> [WHAT NEEDS TO BE DONE]
Extract all of the data and reproduce it precisely.

Records from a data collection
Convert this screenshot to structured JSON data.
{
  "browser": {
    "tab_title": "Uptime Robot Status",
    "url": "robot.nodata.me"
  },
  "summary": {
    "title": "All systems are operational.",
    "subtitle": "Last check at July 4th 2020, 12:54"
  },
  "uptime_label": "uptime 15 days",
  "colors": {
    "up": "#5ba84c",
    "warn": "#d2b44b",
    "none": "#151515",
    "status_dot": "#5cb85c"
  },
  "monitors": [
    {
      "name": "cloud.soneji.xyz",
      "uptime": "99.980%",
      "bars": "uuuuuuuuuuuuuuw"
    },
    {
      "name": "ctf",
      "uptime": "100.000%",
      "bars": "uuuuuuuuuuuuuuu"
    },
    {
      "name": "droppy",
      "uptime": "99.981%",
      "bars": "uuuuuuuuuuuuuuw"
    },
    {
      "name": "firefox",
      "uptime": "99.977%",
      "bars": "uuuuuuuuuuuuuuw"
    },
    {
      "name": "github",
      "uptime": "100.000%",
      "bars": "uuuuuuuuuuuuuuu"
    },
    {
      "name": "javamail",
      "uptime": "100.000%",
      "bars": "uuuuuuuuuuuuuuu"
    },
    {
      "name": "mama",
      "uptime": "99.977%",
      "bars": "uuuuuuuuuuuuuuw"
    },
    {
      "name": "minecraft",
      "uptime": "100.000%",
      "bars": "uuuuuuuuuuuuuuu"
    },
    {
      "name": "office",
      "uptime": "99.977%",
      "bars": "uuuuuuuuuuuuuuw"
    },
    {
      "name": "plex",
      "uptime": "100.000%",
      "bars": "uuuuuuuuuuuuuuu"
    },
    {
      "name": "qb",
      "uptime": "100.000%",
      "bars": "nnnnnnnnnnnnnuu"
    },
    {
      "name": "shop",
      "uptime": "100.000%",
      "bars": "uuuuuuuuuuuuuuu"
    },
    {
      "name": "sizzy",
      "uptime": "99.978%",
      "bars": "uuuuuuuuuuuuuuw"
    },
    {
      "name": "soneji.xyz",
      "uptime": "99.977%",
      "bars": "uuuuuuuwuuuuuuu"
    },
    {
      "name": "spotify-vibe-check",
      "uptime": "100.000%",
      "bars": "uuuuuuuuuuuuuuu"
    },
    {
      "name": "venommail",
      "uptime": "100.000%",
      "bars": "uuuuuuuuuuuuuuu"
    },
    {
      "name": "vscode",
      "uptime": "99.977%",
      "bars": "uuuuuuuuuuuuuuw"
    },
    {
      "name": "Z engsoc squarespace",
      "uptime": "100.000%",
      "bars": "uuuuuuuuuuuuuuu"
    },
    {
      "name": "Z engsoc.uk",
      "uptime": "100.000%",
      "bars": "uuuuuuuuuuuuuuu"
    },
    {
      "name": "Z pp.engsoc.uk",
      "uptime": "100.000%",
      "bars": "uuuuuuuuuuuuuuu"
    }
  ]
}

> [EXERCISE OUTPUT]
Convert this screenshot to structured JSON data.
{
  "browser": {
    "tab_title": "Uptime Robot Status",
    "url": "robot.nodata.me"
  },
  "summary": {
    "title": "All systems are operational.",
    "subtitle": "Last check at July 4th 2020, 12:54"
  },
  "uptime_label": "uptime 15 days",
  "colors": {
    "up": "#5ba84c",
    "warn": "#d2b44b",
    "none": "#151515",
    "status_dot": "#5cb85c"
  },
  "monitors": [
    {
      "name": "cloud.soneji.xyz",
      "uptime": "99.980%",
      "bars": "uuuuuuuuuuuuuuw"
    },
    {
      "name": "ctf",
      "uptime": "100.000%",
      "bars": "uuuuuuuuuuuuuuu"
    },
    {
      "name": "droppy",
      "uptime": "99.981%",
      "bars": "uuuuuuuuuuuuuuw"
    },
    {
      "name": "firefox",
      "uptime": "99.977%",
      "bars": "uuuuuuuuuuuuuuw"
    },
    {
      "name": "github",
      "uptime": "100.000%",
      "bars": "uuuuuuuuuuuuuuu"
    },
    {
      "name": "javamail",
      "uptime": "100.000%",
      "bars": "uuuuuuuuuuuuuuu"
    },
    {
      "name": "mama",
      "uptime": "99.977%",
      "bars": "uuuuuuuuuuuuuuw"
    },
    {
      "name": "minecraft",
      "uptime": "100.000%",
      "bars": "uuuuuuuuuuuuuuu"
    },
    {
      "name": "office",
      "uptime": "99.977%",
      "bars": "uuuuuuuuuuuuuuw"
    },
    {
      "name": "plex",
      "uptime": "100.000%",
      "bars": "uuuuuuuuuuuuuuu"
    },
    {
      "name": "qb",
      "uptime": "100.000%",
      "bars": "nnnnnnnnnnnnnuu"
    },
    {
      "name": "shop",
      "uptime": "100.000%",
      "bars": "uuuuuuuuuuuuuuu"
    },
    {
      "name": "sizzy",
      "uptime": "99.978%",
      "bars": "uuuuuuuuuuuuuuw"
    },
    {
      "name": "soneji.xyz",
      "uptime": "99.977%",
      "bars": "uuuuuuuwuuuuuuu"
    },
    {
      "name": "spotify-vibe-check",
      "uptime": "100.000%",
      "bars": "uuuuuuuuuuuuuuu"
    },
    {
      "name": "venommail",
      "uptime": "100.000%",
      "bars": "uuuuuuuuuuuuuuu"
    },
    {
      "name": "vscode",
      "uptime": "99.977%",
      "bars": "uuuuuuuuuuuuuuw"
    },
    {
      "name": "Z engsoc squarespace",
      "uptime": "100.000%",
      "bars": "uuuuuuuuuuuuuuu"
    },
    {
      "name": "Z engsoc.uk",
      "uptime": "100.000%",
      "bars": "uuuuuuuuuuuuuuu"
    },
    {
      "name": "Z pp.engsoc.uk",
      "uptime": "100.000%",
      "bars": "uuuuuuuuuuuuuuu"
    }
  ]
}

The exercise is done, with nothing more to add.